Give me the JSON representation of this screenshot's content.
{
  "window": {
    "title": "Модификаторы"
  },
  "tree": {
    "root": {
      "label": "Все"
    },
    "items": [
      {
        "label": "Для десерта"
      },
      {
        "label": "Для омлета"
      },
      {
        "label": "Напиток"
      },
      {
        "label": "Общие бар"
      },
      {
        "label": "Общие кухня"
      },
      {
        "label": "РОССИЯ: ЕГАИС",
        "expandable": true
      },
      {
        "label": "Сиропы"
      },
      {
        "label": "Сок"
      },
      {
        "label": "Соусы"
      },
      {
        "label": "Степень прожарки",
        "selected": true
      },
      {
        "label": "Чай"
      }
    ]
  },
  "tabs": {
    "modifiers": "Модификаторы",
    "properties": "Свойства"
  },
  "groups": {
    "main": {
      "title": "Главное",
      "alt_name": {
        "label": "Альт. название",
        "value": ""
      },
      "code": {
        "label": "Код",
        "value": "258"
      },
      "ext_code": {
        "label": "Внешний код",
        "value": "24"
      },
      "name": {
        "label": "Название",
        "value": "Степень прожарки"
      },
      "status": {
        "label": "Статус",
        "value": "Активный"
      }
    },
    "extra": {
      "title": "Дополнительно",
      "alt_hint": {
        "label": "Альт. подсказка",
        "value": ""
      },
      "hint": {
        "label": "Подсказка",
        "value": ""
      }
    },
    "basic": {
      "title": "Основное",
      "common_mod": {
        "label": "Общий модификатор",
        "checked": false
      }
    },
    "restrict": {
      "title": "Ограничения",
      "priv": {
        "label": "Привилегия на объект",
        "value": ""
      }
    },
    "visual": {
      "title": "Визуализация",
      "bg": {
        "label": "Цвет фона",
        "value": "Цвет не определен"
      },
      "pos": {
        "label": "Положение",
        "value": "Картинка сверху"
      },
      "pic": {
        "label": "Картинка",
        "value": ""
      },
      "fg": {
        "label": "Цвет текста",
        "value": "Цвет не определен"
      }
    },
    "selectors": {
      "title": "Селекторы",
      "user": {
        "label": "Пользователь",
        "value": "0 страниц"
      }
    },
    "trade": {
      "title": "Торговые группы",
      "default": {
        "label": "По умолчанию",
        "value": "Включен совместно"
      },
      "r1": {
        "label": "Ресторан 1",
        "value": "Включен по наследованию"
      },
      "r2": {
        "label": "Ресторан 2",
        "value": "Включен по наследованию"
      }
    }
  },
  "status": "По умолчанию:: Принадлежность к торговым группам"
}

Task goal >> Repeat the whole listing exactly, keeping every line intact.

Written response >>
Give me the JSON representation of this screenshot's content.
{
  "window": {
    "title": "Модификаторы"
  },
  "tree": {
    "root": {
      "label": "Все"
    },
    "items": [
      {
        "label": "Для десерта"
      },
      {
        "label": "Для омлета"
      },
      {
        "label": "Напиток"
      },
      {
        "label": "Общие бар"
      },
      {
        "label": "Общие кухня"
      },
      {
        "label": "РОССИЯ: ЕГАИС",
        "expandable": true
      },
      {
        "label": "Сиропы"
      },
      {
        "label": "Сок"
      },
      {
        "label": "Соусы"
      },
      {
        "label": "Степень прожарки",
        "selected": true
      },
      {
        "label": "Чай"
      }
    ]
  },
  "tabs": {
    "modifiers": "Модификаторы",
    "properties": "Свойства"
  },
  "groups": {
    "main": {
      "title": "Главное",
      "alt_name": {
        "label": "Альт. название",
        "value": ""
      },
      "code": {
        "label": "Код",
        "value": "258"
      },
      "ext_code": {
        "label": "Внешний код",
        "value": "24"
      },
      "name": {
        "label": "Название",
        "value": "Степень прожарки"
      },
      "status": {
        "label": "Статус",
        "value": "Активный"
      }
    },
    "extra": {
      "title": "Дополнительно",
      "alt_hint": {
        "label": "Альт. подсказка",
        "value": ""
      },
      "hint": {
        "label": "Подсказка",
        "value": ""
      }
    },
    "basic": {
      "title": "Основное",
      "common_mod": {
        "label": "Общий модификатор",
        "checked": false
      }
    },
    "restrict": {
      "title": "Ограничения",
      "priv": {
        "label": "Привилегия на объект",
        "value": ""
      }
    },
    "visual": {
      "title": "Визуализация",
      "bg": {
        "label": "Цвет фона",
        "value": "Цвет не определен"
      },
      "pos": {
        "label": "Положение",
        "value": "Картинка сверху"
      },
      "pic": {
        "label": "Картинка",
        "value": ""
      },
      "fg": {
        "label": "Цвет текста",
        "value": "Цвет не определен"
      }
    },
    "selectors": {
      "title": "Селекторы",
      "user": {
        "label": "Пользователь",
        "value": "0 страниц"
      }
    },
    "trade": {
      "title": "Торговые группы",
      "default": {
        "label": "По умолчанию",
        "value": "Включен совместно"
      },
      "r1": {
        "label": "Ресторан 1",
        "value": "Включен по наследованию"
      },
      "r2": {
        "label": "Ресторан 2",
        "value": "Включен по наследованию"
      }
    }
  },
  "status": "По умолчанию:: Принадлежность к торговым группам"
}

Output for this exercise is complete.